• [What you need to do]
Output each entry verbatim and exclude every picture from it.

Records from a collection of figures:
>>>>

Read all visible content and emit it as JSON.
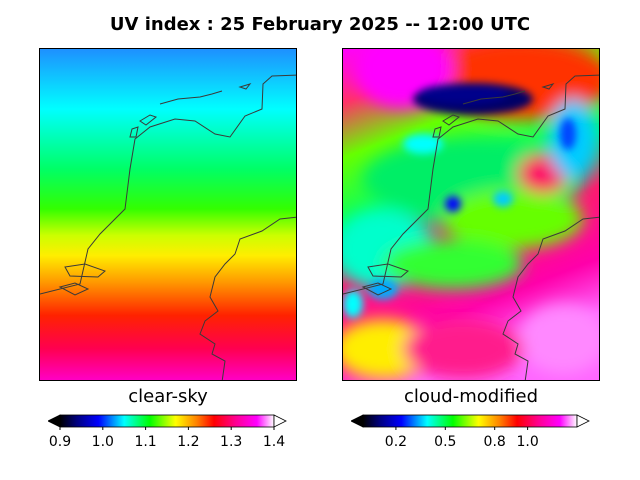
{
  "title": "UV index :  25 February 2025  --  12:00 UTC",
  "panels": [
    {
      "label": "clear-sky",
      "colorbar": {
        "min": 0.9,
        "max": 1.4,
        "ticks": [
          0.9,
          1.0,
          1.1,
          1.2,
          1.3,
          1.4
        ]
      }
    },
    {
      "label": "cloud-modified",
      "colorbar": {
        "min": 0.0,
        "max": 1.3,
        "ticks": [
          0.2,
          0.5,
          0.8,
          1.0
        ]
      }
    }
  ],
  "colors": {
    "coastline": "#3a3a3a",
    "rainbow": [
      "#000000",
      "#000080",
      "#0000ff",
      "#00ffff",
      "#00ff00",
      "#ffff00",
      "#ff8000",
      "#ff0000",
      "#ff0090",
      "#ff00ff",
      "#ffffff"
    ]
  }
}
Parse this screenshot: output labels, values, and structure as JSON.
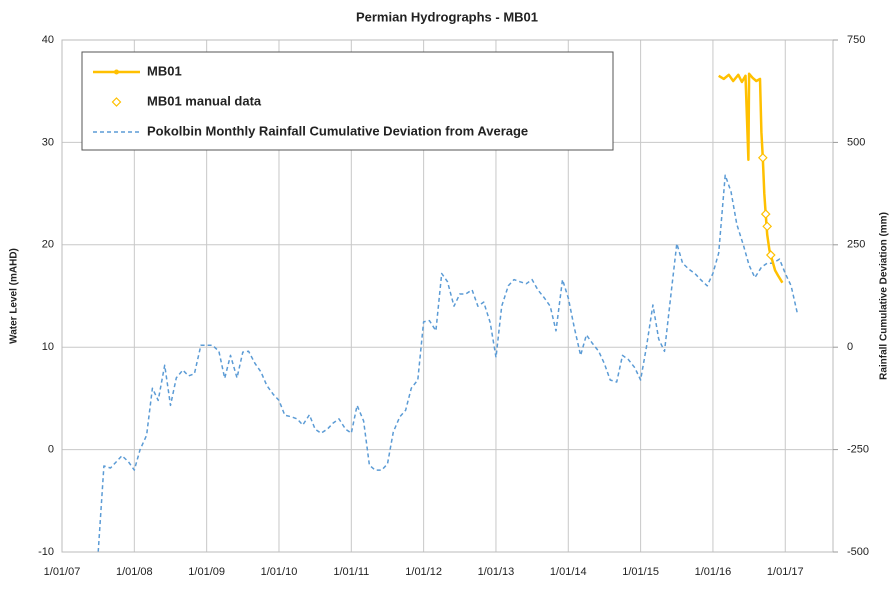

<<<<

• [Output of the exercise]
Read all visible content and emit it as JSON.
{
  "title": "UV index :  25 February 2025  --  12:00 UTC",
  "panels": [
    {
      "label": "clear-sky",
      "colorbar": {
        "min": 0.9,
        "max": 1.4,
        "ticks": [
          0.9,
          1.0,
          1.1,
          1.2,
          1.3,
          1.4
        ]
      }
    },
    {
      "label": "cloud-modified",
      "colorbar": {
        "min": 0.0,
        "max": 1.3,
        "ticks": [
          0.2,
          0.5,
          0.8,
          1.0
        ]
      }
    }
  ],
  "colors": {
    "coastline": "#3a3a3a",
    "rainbow": [
      "#000000",
      "#000080",
      "#0000ff",
      "#00ffff",
      "#00ff00",
      "#ffff00",
      "#ff8000",
      "#ff0000",
      "#ff0090",
      "#ff00ff",
      "#ffffff"
    ]
  }
}
Parse this screenshot: output labels, values, and structure as JSON.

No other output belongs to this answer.